START MATERIAL SUPPLIED

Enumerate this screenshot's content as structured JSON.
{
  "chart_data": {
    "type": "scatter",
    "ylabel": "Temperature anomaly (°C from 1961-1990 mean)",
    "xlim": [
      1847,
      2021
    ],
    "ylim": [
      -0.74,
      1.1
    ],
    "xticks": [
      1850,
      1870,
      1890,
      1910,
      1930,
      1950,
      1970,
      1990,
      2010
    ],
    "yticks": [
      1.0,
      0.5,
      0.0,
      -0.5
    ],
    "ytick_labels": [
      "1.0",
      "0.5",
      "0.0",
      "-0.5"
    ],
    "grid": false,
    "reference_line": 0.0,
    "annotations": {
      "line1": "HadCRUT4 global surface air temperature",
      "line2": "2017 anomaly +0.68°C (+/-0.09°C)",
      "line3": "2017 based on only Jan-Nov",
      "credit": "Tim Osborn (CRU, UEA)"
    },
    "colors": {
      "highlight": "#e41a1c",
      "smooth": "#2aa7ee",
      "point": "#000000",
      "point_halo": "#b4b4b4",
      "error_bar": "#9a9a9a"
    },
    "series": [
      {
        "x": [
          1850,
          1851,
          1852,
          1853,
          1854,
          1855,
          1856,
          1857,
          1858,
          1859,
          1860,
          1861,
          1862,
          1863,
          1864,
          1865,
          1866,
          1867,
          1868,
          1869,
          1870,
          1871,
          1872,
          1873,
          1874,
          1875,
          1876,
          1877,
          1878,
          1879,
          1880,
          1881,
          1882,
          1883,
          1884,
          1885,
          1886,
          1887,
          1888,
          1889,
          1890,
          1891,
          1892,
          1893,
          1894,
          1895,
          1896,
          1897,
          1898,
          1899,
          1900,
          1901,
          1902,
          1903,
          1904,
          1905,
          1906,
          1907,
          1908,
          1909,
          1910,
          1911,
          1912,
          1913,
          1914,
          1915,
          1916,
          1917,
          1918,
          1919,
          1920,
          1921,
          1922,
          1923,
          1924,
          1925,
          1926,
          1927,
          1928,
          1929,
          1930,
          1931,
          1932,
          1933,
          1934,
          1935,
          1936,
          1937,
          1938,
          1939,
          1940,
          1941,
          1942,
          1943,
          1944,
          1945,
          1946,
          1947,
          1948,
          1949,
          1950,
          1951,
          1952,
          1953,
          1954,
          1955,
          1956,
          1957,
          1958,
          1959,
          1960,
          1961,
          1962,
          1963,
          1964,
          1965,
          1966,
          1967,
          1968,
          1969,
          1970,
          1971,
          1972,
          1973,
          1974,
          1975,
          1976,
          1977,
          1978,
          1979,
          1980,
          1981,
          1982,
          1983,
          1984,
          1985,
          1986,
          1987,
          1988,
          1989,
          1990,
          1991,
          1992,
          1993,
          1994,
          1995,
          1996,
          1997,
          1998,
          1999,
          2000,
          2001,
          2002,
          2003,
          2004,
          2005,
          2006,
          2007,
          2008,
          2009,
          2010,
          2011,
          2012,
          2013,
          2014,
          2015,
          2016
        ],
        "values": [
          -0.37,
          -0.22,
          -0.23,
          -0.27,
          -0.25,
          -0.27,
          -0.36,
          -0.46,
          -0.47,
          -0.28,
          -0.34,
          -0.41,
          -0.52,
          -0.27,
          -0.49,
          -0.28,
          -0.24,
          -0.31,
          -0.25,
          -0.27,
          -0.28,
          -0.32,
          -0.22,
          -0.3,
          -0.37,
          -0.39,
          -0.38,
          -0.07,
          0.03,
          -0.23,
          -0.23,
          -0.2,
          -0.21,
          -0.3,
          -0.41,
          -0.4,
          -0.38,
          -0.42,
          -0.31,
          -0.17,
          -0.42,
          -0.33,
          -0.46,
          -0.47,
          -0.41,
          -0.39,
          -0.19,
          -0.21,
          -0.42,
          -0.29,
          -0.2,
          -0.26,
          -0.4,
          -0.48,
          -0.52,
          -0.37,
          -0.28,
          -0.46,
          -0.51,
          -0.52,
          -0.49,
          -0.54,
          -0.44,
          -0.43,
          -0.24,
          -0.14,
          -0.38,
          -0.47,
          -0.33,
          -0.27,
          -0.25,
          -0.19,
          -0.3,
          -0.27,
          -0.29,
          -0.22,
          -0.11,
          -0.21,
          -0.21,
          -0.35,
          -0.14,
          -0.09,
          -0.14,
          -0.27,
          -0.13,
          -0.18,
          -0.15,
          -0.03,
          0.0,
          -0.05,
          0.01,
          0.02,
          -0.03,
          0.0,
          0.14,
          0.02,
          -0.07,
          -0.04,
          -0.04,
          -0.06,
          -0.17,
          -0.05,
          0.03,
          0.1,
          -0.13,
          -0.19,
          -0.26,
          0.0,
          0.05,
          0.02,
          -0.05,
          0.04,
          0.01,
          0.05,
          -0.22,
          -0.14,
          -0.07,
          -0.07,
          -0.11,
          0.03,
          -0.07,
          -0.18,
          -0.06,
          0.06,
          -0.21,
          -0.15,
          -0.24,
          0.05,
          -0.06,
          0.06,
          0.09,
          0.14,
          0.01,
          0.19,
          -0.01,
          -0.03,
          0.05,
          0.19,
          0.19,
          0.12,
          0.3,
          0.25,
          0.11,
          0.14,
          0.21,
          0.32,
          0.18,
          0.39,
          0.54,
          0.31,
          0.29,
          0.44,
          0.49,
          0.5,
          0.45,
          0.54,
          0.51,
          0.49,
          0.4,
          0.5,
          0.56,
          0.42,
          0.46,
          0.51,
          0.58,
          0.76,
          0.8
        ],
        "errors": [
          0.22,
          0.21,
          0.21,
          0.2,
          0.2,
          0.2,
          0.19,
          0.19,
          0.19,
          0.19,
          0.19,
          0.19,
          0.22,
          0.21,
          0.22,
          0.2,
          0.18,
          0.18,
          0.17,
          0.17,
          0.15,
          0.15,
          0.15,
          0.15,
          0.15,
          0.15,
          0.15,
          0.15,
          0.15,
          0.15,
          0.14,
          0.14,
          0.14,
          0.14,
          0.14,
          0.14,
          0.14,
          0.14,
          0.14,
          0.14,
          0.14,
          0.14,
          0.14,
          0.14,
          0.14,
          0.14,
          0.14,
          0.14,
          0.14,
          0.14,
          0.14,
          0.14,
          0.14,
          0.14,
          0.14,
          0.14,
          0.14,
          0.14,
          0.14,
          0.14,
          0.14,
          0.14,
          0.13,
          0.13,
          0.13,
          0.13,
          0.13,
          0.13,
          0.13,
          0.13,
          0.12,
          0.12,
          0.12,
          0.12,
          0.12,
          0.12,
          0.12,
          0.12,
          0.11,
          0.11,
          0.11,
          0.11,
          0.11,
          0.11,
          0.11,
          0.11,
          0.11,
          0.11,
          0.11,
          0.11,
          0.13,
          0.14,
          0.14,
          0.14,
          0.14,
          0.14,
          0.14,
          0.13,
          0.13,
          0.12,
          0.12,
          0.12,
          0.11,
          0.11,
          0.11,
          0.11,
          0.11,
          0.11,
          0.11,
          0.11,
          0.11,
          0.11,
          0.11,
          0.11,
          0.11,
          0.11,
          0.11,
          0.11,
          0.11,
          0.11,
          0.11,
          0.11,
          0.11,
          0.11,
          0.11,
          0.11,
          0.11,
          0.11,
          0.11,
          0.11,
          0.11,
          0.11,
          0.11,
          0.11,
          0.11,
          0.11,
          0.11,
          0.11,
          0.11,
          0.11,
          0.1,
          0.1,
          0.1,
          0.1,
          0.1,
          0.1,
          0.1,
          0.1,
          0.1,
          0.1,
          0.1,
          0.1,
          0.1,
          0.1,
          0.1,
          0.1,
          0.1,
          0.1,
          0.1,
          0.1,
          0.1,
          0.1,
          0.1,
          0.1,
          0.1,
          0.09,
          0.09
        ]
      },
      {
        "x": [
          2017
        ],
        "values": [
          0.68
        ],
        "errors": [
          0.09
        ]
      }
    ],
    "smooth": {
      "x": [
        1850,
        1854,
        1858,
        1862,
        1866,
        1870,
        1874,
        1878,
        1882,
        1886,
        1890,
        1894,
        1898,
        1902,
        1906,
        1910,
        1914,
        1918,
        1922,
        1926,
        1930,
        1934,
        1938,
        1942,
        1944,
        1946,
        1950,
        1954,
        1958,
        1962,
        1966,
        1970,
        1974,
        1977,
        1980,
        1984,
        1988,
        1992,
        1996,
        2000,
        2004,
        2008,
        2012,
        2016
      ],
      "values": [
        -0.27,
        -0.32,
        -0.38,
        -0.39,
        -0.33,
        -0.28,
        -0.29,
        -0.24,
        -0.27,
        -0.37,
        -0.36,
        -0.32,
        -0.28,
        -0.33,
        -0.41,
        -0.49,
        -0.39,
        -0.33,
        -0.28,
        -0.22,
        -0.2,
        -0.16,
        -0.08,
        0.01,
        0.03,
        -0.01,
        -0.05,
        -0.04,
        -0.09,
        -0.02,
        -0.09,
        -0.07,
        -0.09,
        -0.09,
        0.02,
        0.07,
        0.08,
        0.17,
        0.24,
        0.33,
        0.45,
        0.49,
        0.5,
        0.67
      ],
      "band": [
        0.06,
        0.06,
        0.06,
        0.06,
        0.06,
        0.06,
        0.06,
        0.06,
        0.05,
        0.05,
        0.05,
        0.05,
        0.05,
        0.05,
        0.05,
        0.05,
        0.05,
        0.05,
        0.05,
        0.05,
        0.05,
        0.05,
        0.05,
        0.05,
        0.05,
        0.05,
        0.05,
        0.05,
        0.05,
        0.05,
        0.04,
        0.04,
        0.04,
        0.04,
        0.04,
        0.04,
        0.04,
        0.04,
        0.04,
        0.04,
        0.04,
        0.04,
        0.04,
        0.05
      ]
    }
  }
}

END MATERIAL SUPPLIED

Copy each line of the records containing the string "anomaly".

EXERCISE RESPONSE
    "ylabel": "Temperature anomaly (°C from 1961-1990 mean)",
      "line2": "2017 anomaly +0.68°C (+/-0.09°C)",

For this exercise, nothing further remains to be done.